(Records from a collection)
-=-=-

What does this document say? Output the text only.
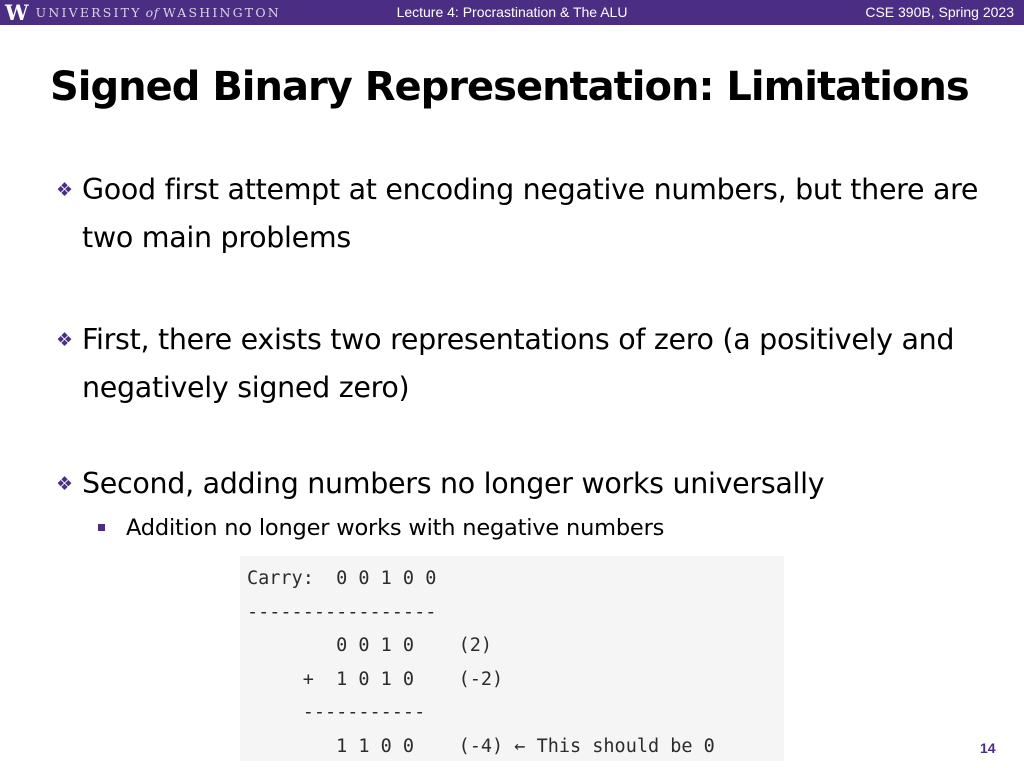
W UNIVERSITY of WASHINGTON	Lecture 4: Procrastination & The ALU	CSE 390B, Spring 2023
Signed Binary Representation: Limitations
❖ Good first attempt at encoding negative numbers, but there are two main problems
❖ First, there exists two representations of zero (a positively and negatively signed zero)
❖ Second, adding numbers no longer works universally
Addition no longer works with negative numbers
Carry:  0 0 1 0 0
-----------------
0 0 1 0    (2)
+  1 0 1 0    (-2)
-----------
1 1 0 0    (-4) ← This should be 0	14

-=-=-

Exercise details
Copy the listing word for word, excluding its pictures.

Result for this exercise
What does this document say? Output the text only.
W UNIVERSITY of WASHINGTON	Lecture 4: Procrastination & The ALU	CSE 390B, Spring 2023
Signed Binary Representation: Limitations
❖ Good first attempt at encoding negative numbers, but there are two main problems
❖ First, there exists two representations of zero (a positively and negatively signed zero)
❖ Second, adding numbers no longer works universally
Addition no longer works with negative numbers
Carry:  0 0 1 0 0
-----------------
0 0 1 0    (2)
+  1 0 1 0    (-2)
-----------
1 1 0 0    (-4) ← This should be 0	14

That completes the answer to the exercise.